▶ [EXERCISE GOAL]
Rename every "gust-point" in the records to "gust-marker" and reproduce all lines with nothing else changed.

— START RECORD LIST —

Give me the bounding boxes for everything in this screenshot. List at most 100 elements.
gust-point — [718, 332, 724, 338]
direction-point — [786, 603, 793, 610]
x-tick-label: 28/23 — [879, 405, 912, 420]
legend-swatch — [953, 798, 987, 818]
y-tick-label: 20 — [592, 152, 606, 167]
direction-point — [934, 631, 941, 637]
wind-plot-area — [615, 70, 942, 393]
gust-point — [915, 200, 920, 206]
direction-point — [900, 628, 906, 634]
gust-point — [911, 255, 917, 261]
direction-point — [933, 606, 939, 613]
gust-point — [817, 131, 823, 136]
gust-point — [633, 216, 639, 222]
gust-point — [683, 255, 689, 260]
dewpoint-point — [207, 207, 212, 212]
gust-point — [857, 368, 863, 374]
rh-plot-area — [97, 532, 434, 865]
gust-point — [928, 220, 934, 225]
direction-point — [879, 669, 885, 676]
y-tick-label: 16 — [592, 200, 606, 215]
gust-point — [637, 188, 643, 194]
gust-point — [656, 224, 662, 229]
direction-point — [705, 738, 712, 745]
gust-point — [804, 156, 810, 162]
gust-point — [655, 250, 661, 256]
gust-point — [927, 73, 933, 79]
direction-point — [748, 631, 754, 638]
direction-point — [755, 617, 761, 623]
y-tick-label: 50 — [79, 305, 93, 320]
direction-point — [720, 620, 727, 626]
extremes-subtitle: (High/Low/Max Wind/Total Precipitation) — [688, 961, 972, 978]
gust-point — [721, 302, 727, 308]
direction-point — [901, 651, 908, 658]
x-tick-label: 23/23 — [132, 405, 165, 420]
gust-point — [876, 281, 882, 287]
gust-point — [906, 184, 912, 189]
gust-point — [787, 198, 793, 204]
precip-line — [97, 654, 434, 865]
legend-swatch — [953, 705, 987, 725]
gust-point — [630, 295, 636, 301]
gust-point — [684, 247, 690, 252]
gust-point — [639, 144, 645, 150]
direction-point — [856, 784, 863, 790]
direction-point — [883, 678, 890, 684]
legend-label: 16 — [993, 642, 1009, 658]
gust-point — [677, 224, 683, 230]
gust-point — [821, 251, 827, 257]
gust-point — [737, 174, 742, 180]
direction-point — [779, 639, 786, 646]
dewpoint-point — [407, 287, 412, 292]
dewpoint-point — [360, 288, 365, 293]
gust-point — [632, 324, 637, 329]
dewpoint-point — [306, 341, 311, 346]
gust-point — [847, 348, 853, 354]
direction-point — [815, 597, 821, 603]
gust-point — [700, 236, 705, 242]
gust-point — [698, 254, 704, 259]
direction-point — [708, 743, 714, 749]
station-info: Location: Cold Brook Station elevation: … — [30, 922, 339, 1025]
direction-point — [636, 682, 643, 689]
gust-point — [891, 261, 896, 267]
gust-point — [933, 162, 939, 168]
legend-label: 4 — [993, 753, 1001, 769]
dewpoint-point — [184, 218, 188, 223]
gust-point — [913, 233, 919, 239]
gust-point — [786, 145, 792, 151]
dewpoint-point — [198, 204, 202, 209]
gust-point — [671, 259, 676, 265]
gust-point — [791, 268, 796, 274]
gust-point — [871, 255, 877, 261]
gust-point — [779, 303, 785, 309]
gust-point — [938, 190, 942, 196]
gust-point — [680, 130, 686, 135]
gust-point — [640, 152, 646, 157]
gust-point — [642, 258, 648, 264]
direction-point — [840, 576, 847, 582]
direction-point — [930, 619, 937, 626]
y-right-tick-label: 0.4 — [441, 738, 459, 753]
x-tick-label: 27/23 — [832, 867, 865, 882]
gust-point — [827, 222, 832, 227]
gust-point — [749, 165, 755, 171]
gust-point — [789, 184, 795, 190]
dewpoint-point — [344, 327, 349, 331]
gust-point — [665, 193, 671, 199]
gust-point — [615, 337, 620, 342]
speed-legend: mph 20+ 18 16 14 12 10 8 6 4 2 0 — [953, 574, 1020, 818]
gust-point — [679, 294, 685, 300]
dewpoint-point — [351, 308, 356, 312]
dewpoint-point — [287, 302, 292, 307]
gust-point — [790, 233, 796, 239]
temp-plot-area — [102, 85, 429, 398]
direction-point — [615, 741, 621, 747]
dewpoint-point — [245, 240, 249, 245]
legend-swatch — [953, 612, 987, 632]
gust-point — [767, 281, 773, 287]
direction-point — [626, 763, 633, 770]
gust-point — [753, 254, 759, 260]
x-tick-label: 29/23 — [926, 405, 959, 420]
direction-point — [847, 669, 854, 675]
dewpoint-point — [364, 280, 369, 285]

— END RECORD LIST —

▶ [FINAL RESULT]
Give me the bounding boxes for everything in this screenshot. List at most 100 elements.
gust-marker — [718, 332, 724, 338]
direction-point — [786, 603, 793, 610]
x-tick-label: 28/23 — [879, 405, 912, 420]
legend-swatch — [953, 798, 987, 818]
y-tick-label: 20 — [592, 152, 606, 167]
direction-point — [934, 631, 941, 637]
wind-plot-area — [615, 70, 942, 393]
gust-marker — [915, 200, 920, 206]
direction-point — [900, 628, 906, 634]
gust-marker — [911, 255, 917, 261]
direction-point — [933, 606, 939, 613]
gust-marker — [817, 131, 823, 136]
gust-marker — [633, 216, 639, 222]
gust-marker — [683, 255, 689, 260]
dewpoint-point — [207, 207, 212, 212]
gust-marker — [857, 368, 863, 374]
rh-plot-area — [97, 532, 434, 865]
gust-marker — [928, 220, 934, 225]
direction-point — [879, 669, 885, 676]
y-tick-label: 16 — [592, 200, 606, 215]
gust-marker — [637, 188, 643, 194]
gust-marker — [656, 224, 662, 229]
direction-point — [705, 738, 712, 745]
gust-marker — [804, 156, 810, 162]
gust-marker — [655, 250, 661, 256]
gust-marker — [927, 73, 933, 79]
direction-point — [748, 631, 754, 638]
direction-point — [755, 617, 761, 623]
y-tick-label: 50 — [79, 305, 93, 320]
direction-point — [720, 620, 727, 626]
extremes-subtitle: (High/Low/Max Wind/Total Precipitation) — [688, 961, 972, 978]
gust-marker — [721, 302, 727, 308]
direction-point — [901, 651, 908, 658]
x-tick-label: 23/23 — [132, 405, 165, 420]
gust-marker — [876, 281, 882, 287]
gust-marker — [906, 184, 912, 189]
gust-marker — [787, 198, 793, 204]
precip-line — [97, 654, 434, 865]
legend-swatch — [953, 705, 987, 725]
gust-marker — [630, 295, 636, 301]
gust-marker — [684, 247, 690, 252]
gust-marker — [639, 144, 645, 150]
direction-point — [856, 784, 863, 790]
direction-point — [883, 678, 890, 684]
legend-label: 16 — [993, 642, 1009, 658]
gust-marker — [677, 224, 683, 230]
gust-marker — [821, 251, 827, 257]
gust-marker — [737, 174, 742, 180]
direction-point — [779, 639, 786, 646]
dewpoint-point — [407, 287, 412, 292]
dewpoint-point — [360, 288, 365, 293]
gust-marker — [632, 324, 637, 329]
dewpoint-point — [306, 341, 311, 346]
gust-marker — [847, 348, 853, 354]
direction-point — [815, 597, 821, 603]
gust-marker — [700, 236, 705, 242]
gust-marker — [698, 254, 704, 259]
direction-point — [708, 743, 714, 749]
station-info: Location: Cold Brook Station elevation: … — [30, 922, 339, 1025]
direction-point — [636, 682, 643, 689]
gust-marker — [891, 261, 896, 267]
gust-marker — [933, 162, 939, 168]
legend-label: 4 — [993, 753, 1001, 769]
dewpoint-point — [184, 218, 188, 223]
gust-marker — [913, 233, 919, 239]
gust-marker — [786, 145, 792, 151]
dewpoint-point — [198, 204, 202, 209]
gust-marker — [671, 259, 676, 265]
gust-marker — [791, 268, 796, 274]
gust-marker — [871, 255, 877, 261]
gust-marker — [779, 303, 785, 309]
gust-marker — [938, 190, 942, 196]
gust-marker — [680, 130, 686, 135]
gust-marker — [640, 152, 646, 157]
gust-marker — [642, 258, 648, 264]
direction-point — [840, 576, 847, 582]
direction-point — [930, 619, 937, 626]
y-right-tick-label: 0.4 — [441, 738, 459, 753]
x-tick-label: 27/23 — [832, 867, 865, 882]
gust-marker — [827, 222, 832, 227]
gust-marker — [749, 165, 755, 171]
gust-marker — [789, 184, 795, 190]
dewpoint-point — [344, 327, 349, 331]
gust-marker — [665, 193, 671, 199]
gust-marker — [615, 337, 620, 342]
speed-legend: mph 20+ 18 16 14 12 10 8 6 4 2 0 — [953, 574, 1020, 818]
gust-marker — [679, 294, 685, 300]
dewpoint-point — [351, 308, 356, 312]
dewpoint-point — [287, 302, 292, 307]
gust-marker — [790, 233, 796, 239]
temp-plot-area — [102, 85, 429, 398]
direction-point — [615, 741, 621, 747]
dewpoint-point — [245, 240, 249, 245]
legend-swatch — [953, 612, 987, 632]
gust-marker — [767, 281, 773, 287]
direction-point — [626, 763, 633, 770]
gust-marker — [753, 254, 759, 260]
x-tick-label: 29/23 — [926, 405, 959, 420]
direction-point — [847, 669, 854, 675]
dewpoint-point — [364, 280, 369, 285]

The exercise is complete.